[TASK MATERIAL start]

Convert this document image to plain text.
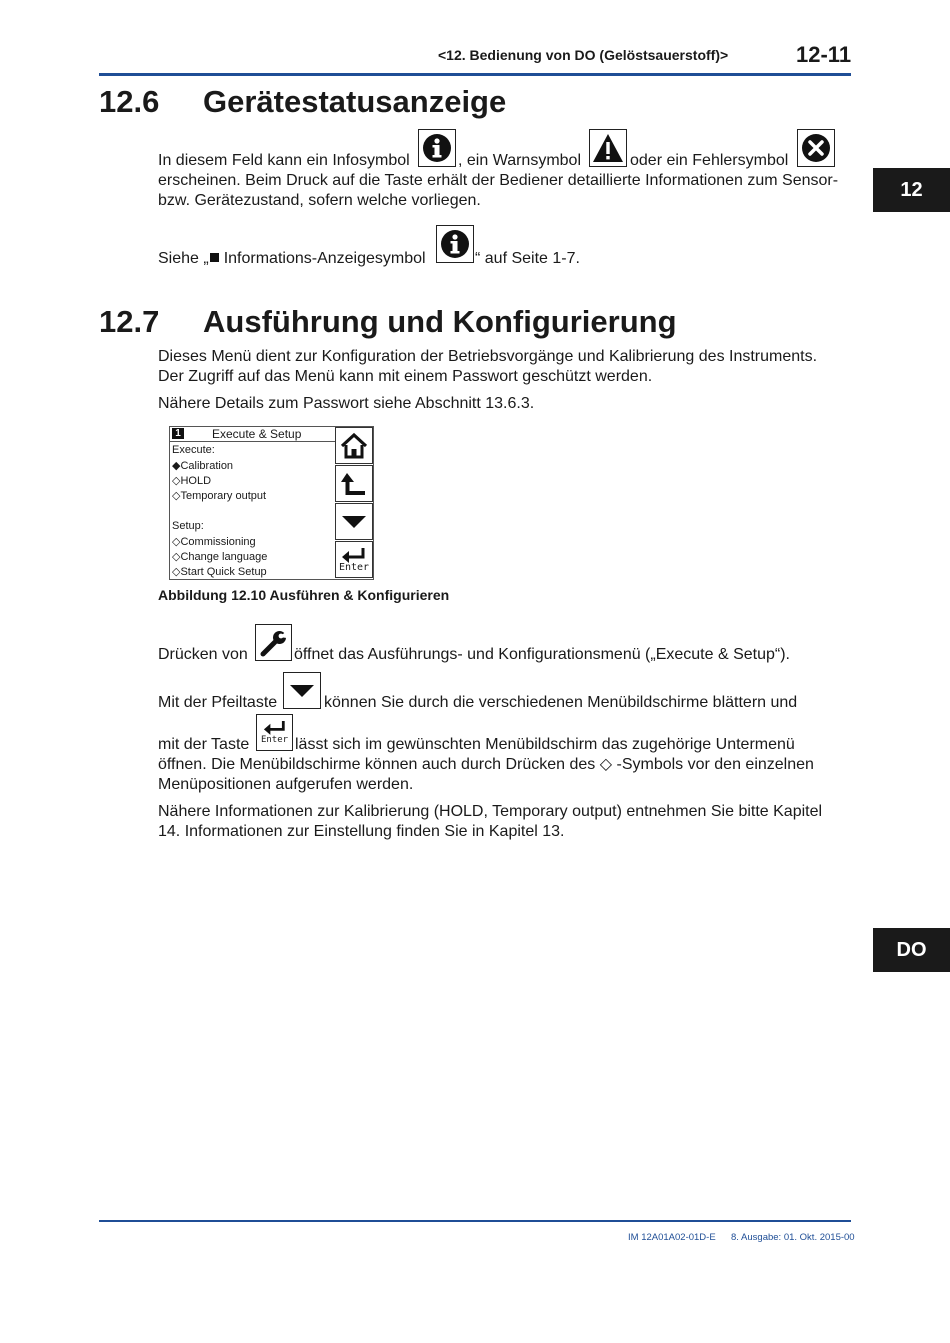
<12. Bedienung von DO (Gelöstsauerstoff)>	12-11
12
DO
12.6 Gerätestatusanzeige
In diesem Feld kann ein Infosymbol	, ein Warnsymbol	oder ein Fehlersymbol
erscheinen. Beim Druck auf die Taste erhält der Bediener detaillierte Informationen zum Sensor-
bzw. Gerätezustand, sofern welche vorliegen.
Siehe „ Informations-Anzeigesymbol	“ auf Seite 1-7.
12.7 Ausführung und Konfigurierung
Dieses Menü dient zur Konfiguration der Betriebsvorgänge und Kalibrierung des Instruments.
Der Zugriff auf das Menü kann mit einem Passwort geschützt werden.
Nähere Details zum Passwort siehe Abschnitt 13.6.3.
1	Execute & Setup
Execute:
◆Calibration
◇HOLD
◇Temporary output
Setup:
◇Commissioning
◇Change language
◇Start Quick Setup	Enter
Abbildung 12.10 Ausführen & Konfigurieren
Drücken von	öffnet das Ausführungs- und Konfigurationsmenü („Execute & Setup“).
Mit der Pfeiltaste	können Sie durch die verschiedenen Menübildschirme blättern und
mit der Taste Enter lässt sich im gewünschten Menübildschirm das zugehörige Untermenü
öffnen. Die Menübildschirme können auch durch Drücken des ◇ -Symbols vor den einzelnen
Menüpositionen aufgerufen werden.
Nähere Informationen zur Kalibrierung (HOLD, Temporary output) entnehmen Sie bitte Kapitel
14. Informationen zur Einstellung finden Sie in Kapitel 13.
IM 12A01A02-01D-E 8. Ausgabe: 01. Okt. 2015-00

[TASK MATERIAL end]

TASK PROMPT ▸
In this exercise, set down all of the data exactly, without the pictures.

EXERCISE RESULT ▸
Convert this document image to plain text.
<12. Bedienung von DO (Gelöstsauerstoff)>	12-11
12
DO
12.6 Gerätestatusanzeige
In diesem Feld kann ein Infosymbol	, ein Warnsymbol	oder ein Fehlersymbol
erscheinen. Beim Druck auf die Taste erhält der Bediener detaillierte Informationen zum Sensor-
bzw. Gerätezustand, sofern welche vorliegen.
Siehe „ Informations-Anzeigesymbol	“ auf Seite 1-7.
12.7 Ausführung und Konfigurierung
Dieses Menü dient zur Konfiguration der Betriebsvorgänge und Kalibrierung des Instruments.
Der Zugriff auf das Menü kann mit einem Passwort geschützt werden.
Nähere Details zum Passwort siehe Abschnitt 13.6.3.
1	Execute & Setup
Execute:
◆Calibration
◇HOLD
◇Temporary output
Setup:
◇Commissioning
◇Change language
◇Start Quick Setup	Enter
Abbildung 12.10 Ausführen & Konfigurieren
Drücken von	öffnet das Ausführungs- und Konfigurationsmenü („Execute & Setup“).
Mit der Pfeiltaste	können Sie durch die verschiedenen Menübildschirme blättern und
mit der Taste Enter lässt sich im gewünschten Menübildschirm das zugehörige Untermenü
öffnen. Die Menübildschirme können auch durch Drücken des ◇ -Symbols vor den einzelnen
Menüpositionen aufgerufen werden.
Nähere Informationen zur Kalibrierung (HOLD, Temporary output) entnehmen Sie bitte Kapitel
14. Informationen zur Einstellung finden Sie in Kapitel 13.
IM 12A01A02-01D-E 8. Ausgabe: 01. Okt. 2015-00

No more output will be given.